• **Text for analysis**
A flange 106 extends outward from the first end 116a of the bite-block body 102. In the embodiment illustrated in FIG. 1, the flange is generally rectangular in shape and may extend approximately ⅜″ beyond the bite-block body 102. In another aspect, the corners 120 of the flange 106 may be rounded to make the bite-block 100 more comfortable and les prone to abrading or injuring the patient. In this embodiment, the flange 106 is oriented substantially perpendicular to the axis 122 of the bite-block body 102. The cavity 104 passes through the flange 106, leaving an unobstructed path through the bite-block 100 from the first end 116a to the second end 116b. The flange 106 is configured so as to engage the patient's lips so as to inhibit entry of the bite-block 100 into a patient's mouth, in a manner that will be described below in more detail with reference to FIG. 6. Further, the flange 106 provides an exterior surface to which tape can be used to secure the bite block 100 in the desired position interposed between the patient's teeth.

FIG. 1 also illustrates a coupling mechanism 110 for the bite-block device 100. The coupling mechanism 110 in this implementation comprises a substantially semi-cylindrical shape defining a capture opening whose axis 124 is generally parallel with the axis 122 of the bite-block body 102. A base 126 of the coupling mechanism 110 is attached to the flange 106, adjacent to one of the side walls 114a and 114b of the bite-block body 102. The coupling mechanism 110 secures the bite-block device 100 to an air tube of an LMA device in a manner to be described below in greater detail with respect to FIG. 4.

FIG. 2 illustrates a view of the bite-block device 100 facing the first end 116a of the bite-block 100. In the embodiment illustrated, the top and bottom walls 112a, 112b respectively define planes 130a, 130b. The patient's teeth (not shown), engage the bite-block body 102 substantially perpendicular to the horizontal planes 130a and 130b at a location behind the flange 106. Positioning the bite-block device 100 in this fashion orients the coupling mechanism 110 to one side of the bite-block body 102 in front of the teeth. Additionally shown in FIG. 2, the coupling mechanism 110 is connected to the flange 106 over a distance of approximately ¾ of the radius of the mechanism 110. This provides for substantially secure attachment of the coupling mechanism 110 to the flange 106. FIG. 2 further illustrates that the coupling mechanism 110 is positioned adjacent to, but not substantially obstructing, the cavity 104. The outer surface 132 of the coupling mechanism 110 may also serve as an attachment point for adhesive tapes which may be used to further secure LMA tubes inserted into the coupling mechanism 110. Alternatively, the coupling mechanism 110 alone may be sufficiently biased or sized so as to return the LMA tube therein without the use of the tape.

• **Exercise tasks**
1. In the bite-block device description, swap "semi-cylindrical" for "half-cylindrical" and write out the part that opens with the words containing "FIG. 1 also" and closes with "respect to FIG. 4.".
2. According to the bite-block device description, about how far may the flange extend beyond the bite-block body in the embodiment shown in FIG. 1?
3. Carry on the bite-block device description from where it stops.
The records come from a different source than the bite-block device description.

• **Extracted data**
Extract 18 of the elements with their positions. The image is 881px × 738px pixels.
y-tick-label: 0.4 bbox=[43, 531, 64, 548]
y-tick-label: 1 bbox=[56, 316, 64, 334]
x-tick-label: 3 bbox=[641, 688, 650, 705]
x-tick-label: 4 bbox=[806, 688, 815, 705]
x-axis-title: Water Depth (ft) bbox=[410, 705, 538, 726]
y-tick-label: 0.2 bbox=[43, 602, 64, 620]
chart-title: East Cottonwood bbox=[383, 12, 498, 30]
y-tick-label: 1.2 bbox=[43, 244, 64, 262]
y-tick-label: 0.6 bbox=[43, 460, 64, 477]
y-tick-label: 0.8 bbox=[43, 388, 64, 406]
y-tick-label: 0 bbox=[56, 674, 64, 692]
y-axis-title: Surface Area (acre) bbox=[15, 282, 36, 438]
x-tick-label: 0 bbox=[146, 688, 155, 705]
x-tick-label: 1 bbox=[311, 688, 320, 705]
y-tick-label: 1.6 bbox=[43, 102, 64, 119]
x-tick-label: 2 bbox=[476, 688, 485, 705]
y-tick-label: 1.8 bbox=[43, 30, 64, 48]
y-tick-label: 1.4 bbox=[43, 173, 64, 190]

• **Results**
1.
FIG. 1 also illustrates a coupling mechanism 110 for the bite-block device 100. The coupling mechanism 110 in this implementation comprises a substantially half-cylindrical shape defining a capture opening whose axis 124 is generally parallel with the axis 122 of the bite-block body 102. A base 126 of the coupling mechanism 110 is attached to the flange 106, adjacent to one of the side walls 114a and 114b of the bite-block body 102. The coupling mechanism 110 secures the bite-block device 100 to an air tube of an LMA device in a manner to be described below in greater detail with respect to FIG. 4.

2. Approximately ⅜″.

3.
FIG. 3 shows a side view of the bite-block device 100. As in one illustrated embodiment, the coupling mechanism 110 may extend approximately ⅜″ outward from the flange 106. This length provides an area with which to secure the device 100 to an LMA device. As the coupling mechanism 110 extends outward from the flange 105, the medical personnel can place the tube in the coupling mechanism 110 exterior to the patient's mouth which greatly facilitates the use of the bite block device 100.

FIG. 4 illustrates an exemplary LMA device 140. The device 140 consists of an LMA tube 142, a connection device 144, an inflatable mask 146, and a mask inflation device 150. The LMA tube 142 possesses a generally circular cross-section between a first end 152a and a second end 152b. A connector 144 is joined to the LMA tube 142 at the first end 150. The connector 144 is designed to engage with a mechanical ventilation machine in a generally known manner so as to create a substantially airtight seal and allow gas flowing from the ventilator to enter the LMA tube 142. The inflatable mask 146 comprises an elliptical mask core 150 attached to and encircled by an inflatable ring 156. The LMA tube 142 is connected to the mask core 150 at a second end 152b of the tube 142.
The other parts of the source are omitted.